● **Brief**:
According to the passage about Port Wentworth, how many people were killed in the 2008 Dixie Crystals sugar plant explosion?

● **Passage**:
Port Wentworth is a city in Chatham County, Georgia, United States. The 2020 population was 10,878, more than double the population of 5,359 at the 2010 census. Port Wentworth is part of the Savannah metropolitan area.

==History==
The Georgia General Assembly incorporated Port Wentworth in 1957.

===Dixie Crystals plant explosion===

On February 7, 2008, an explosion at the historic Dixie Crystals sugar plant, established in 1916 on Oxnard Drive, killed 14 people and injured at least 40 others. The victims ranged in age from 18 to 56. The blast could be heard as far away as Levy, South Carolina, where it shook house walls. The accident brought Port Wentworth national and international notice; it was widely reported in European and Asian media.

==Geography==
Port Wentworth is located in the northern corner of Chatham County at . It is bordered by Effingham County to the north, by Garden City to the southeast, and by the Savannah city limits (surrounding Savannah/Hilton Head International Airport) to the southwest. Within the Port Wentworth city limits are the localities of Meinhard and Monteith.

According to the United States Census Bureau, the city has a total area of 43.0 km2, of which 0.4 km2, or 0.91%, is covered by water.

● **Extracted material**:
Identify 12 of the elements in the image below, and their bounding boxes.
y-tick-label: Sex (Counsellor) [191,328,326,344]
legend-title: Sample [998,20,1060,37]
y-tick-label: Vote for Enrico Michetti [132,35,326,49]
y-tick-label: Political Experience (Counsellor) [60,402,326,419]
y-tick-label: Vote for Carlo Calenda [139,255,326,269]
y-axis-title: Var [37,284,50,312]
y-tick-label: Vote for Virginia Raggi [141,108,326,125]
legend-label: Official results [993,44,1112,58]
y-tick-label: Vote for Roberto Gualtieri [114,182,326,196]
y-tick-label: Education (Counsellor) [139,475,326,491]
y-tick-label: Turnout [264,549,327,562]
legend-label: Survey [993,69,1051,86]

● **Solved problem**:
14 people